Records supplied →
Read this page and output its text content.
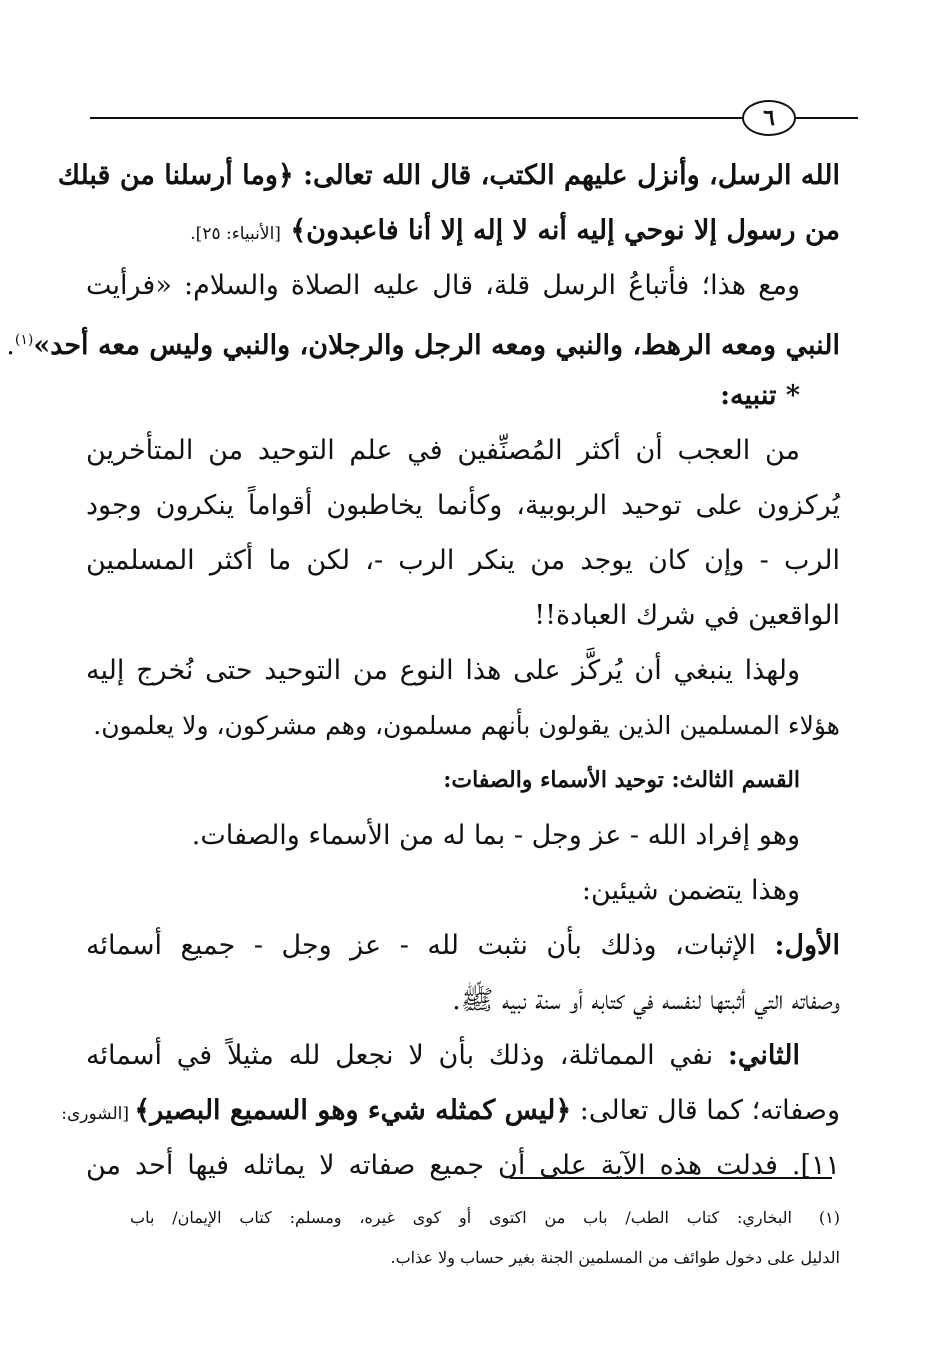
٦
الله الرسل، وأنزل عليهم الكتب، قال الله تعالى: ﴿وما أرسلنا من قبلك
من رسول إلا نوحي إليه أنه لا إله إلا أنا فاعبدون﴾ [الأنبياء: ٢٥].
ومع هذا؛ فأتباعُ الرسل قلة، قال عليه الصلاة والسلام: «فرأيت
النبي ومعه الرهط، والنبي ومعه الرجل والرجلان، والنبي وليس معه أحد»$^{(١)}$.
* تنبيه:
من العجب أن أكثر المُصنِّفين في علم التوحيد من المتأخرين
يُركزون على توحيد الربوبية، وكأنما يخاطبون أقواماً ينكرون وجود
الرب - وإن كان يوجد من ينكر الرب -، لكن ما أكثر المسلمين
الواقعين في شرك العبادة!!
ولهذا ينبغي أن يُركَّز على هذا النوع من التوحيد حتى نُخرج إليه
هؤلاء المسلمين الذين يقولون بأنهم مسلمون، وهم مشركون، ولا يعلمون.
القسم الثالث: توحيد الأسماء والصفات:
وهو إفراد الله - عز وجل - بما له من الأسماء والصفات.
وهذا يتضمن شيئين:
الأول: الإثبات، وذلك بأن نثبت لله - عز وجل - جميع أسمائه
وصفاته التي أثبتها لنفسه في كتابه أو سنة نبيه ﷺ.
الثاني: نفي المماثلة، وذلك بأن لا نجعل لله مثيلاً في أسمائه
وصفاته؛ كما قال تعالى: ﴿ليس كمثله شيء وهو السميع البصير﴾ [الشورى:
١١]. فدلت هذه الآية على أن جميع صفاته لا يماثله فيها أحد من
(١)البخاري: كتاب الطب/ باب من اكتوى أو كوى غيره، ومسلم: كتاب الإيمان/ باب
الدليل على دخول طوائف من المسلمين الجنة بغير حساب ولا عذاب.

Task requirements →
Restate every record exactly, please; do not copy the pictures.

Response to the exercise →
Read this page and output its text content.
٦
الله الرسل، وأنزل عليهم الكتب، قال الله تعالى: ﴿وما أرسلنا من قبلك
من رسول إلا نوحي إليه أنه لا إله إلا أنا فاعبدون﴾ [الأنبياء: ٢٥].
ومع هذا؛ فأتباعُ الرسل قلة، قال عليه الصلاة والسلام: «فرأيت
النبي ومعه الرهط، والنبي ومعه الرجل والرجلان، والنبي وليس معه أحد»$^{(١)}$.
* تنبيه:
من العجب أن أكثر المُصنِّفين في علم التوحيد من المتأخرين
يُركزون على توحيد الربوبية، وكأنما يخاطبون أقواماً ينكرون وجود
الرب - وإن كان يوجد من ينكر الرب -، لكن ما أكثر المسلمين
الواقعين في شرك العبادة!!
ولهذا ينبغي أن يُركَّز على هذا النوع من التوحيد حتى نُخرج إليه
هؤلاء المسلمين الذين يقولون بأنهم مسلمون، وهم مشركون، ولا يعلمون.
القسم الثالث: توحيد الأسماء والصفات:
وهو إفراد الله - عز وجل - بما له من الأسماء والصفات.
وهذا يتضمن شيئين:
الأول: الإثبات، وذلك بأن نثبت لله - عز وجل - جميع أسمائه
وصفاته التي أثبتها لنفسه في كتابه أو سنة نبيه ﷺ.
الثاني: نفي المماثلة، وذلك بأن لا نجعل لله مثيلاً في أسمائه
وصفاته؛ كما قال تعالى: ﴿ليس كمثله شيء وهو السميع البصير﴾ [الشورى:
١١]. فدلت هذه الآية على أن جميع صفاته لا يماثله فيها أحد من
(١)البخاري: كتاب الطب/ باب من اكتوى أو كوى غيره، ومسلم: كتاب الإيمان/ باب
الدليل على دخول طوائف من المسلمين الجنة بغير حساب ولا عذاب.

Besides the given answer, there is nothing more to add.